DATA
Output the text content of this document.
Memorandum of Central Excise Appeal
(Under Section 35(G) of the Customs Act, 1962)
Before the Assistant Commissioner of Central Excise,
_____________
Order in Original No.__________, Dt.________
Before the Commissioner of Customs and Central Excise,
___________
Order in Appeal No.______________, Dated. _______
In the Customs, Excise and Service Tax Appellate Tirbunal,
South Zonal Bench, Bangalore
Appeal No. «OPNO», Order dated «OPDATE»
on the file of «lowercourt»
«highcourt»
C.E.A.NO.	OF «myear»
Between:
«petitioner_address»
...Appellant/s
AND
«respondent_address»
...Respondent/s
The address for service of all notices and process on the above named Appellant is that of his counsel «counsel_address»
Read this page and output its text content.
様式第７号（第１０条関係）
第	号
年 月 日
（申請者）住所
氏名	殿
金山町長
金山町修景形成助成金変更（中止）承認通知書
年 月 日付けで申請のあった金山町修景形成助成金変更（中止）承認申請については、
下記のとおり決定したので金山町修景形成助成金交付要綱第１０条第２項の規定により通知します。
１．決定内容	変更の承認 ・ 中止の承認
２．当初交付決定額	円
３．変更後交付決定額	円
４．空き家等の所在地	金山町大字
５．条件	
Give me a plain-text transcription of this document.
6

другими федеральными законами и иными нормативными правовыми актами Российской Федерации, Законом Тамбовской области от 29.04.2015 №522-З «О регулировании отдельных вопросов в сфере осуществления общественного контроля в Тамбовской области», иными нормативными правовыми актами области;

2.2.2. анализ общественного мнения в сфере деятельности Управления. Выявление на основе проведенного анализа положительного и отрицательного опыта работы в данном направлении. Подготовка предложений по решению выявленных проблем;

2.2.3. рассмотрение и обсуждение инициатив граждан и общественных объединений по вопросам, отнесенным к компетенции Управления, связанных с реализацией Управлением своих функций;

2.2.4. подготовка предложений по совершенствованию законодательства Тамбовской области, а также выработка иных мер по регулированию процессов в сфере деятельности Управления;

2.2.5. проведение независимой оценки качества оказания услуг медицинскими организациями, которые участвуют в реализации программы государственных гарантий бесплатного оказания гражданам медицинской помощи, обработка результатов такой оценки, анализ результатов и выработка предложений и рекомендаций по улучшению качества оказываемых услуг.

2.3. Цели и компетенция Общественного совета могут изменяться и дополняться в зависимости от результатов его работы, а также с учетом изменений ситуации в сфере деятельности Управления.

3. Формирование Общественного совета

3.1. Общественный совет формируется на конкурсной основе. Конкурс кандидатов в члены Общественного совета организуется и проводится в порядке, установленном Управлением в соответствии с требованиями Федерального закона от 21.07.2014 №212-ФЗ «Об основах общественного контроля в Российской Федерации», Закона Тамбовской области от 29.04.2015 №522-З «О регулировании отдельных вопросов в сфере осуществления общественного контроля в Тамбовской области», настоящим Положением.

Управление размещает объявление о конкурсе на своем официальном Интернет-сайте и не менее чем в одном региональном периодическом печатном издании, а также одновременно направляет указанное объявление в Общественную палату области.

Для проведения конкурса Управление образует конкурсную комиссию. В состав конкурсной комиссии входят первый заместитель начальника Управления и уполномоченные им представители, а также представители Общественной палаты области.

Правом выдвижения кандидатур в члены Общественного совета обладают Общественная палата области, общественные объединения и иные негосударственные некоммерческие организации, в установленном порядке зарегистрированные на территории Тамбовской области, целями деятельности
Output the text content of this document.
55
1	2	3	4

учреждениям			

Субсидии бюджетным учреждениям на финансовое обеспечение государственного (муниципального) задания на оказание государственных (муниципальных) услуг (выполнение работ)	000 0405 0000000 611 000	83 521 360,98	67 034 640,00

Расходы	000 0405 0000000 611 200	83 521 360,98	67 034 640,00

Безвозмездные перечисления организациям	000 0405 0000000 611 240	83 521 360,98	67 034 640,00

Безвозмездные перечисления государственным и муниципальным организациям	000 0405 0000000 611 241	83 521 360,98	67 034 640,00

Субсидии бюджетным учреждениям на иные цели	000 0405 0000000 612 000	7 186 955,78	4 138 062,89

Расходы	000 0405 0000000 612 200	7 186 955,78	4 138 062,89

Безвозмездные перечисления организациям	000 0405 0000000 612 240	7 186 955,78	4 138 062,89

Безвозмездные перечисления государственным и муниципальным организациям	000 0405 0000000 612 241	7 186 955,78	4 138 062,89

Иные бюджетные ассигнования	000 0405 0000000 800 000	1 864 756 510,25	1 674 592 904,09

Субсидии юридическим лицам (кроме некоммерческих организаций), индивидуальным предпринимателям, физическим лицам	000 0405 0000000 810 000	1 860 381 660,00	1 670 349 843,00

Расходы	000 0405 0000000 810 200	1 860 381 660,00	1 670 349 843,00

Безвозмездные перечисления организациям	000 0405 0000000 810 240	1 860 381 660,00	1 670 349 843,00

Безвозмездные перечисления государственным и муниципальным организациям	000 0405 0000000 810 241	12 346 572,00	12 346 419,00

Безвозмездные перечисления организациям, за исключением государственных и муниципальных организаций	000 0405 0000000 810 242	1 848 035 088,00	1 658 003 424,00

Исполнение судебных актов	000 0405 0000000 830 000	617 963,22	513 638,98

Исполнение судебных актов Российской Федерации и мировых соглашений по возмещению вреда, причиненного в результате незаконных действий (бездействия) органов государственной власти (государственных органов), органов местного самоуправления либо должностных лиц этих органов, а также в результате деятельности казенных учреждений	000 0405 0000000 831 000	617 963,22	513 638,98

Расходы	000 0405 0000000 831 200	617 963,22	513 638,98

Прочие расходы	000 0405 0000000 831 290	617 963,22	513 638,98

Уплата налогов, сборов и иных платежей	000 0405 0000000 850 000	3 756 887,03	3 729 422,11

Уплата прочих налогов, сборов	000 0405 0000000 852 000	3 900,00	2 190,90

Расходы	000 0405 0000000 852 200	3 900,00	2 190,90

SET PROBLEM
Identify each line of the material where the word "сборов" shows up, and copy it.

SOLUTION FOR THIS EXERCISE
Уплата налогов, сборов и иных платежей	000 0405 0000000 850 000	3 756 887,03	3 729 422,11
Уплата прочих налогов, сборов	000 0405 0000000 852 000	3 900,00	2 190,90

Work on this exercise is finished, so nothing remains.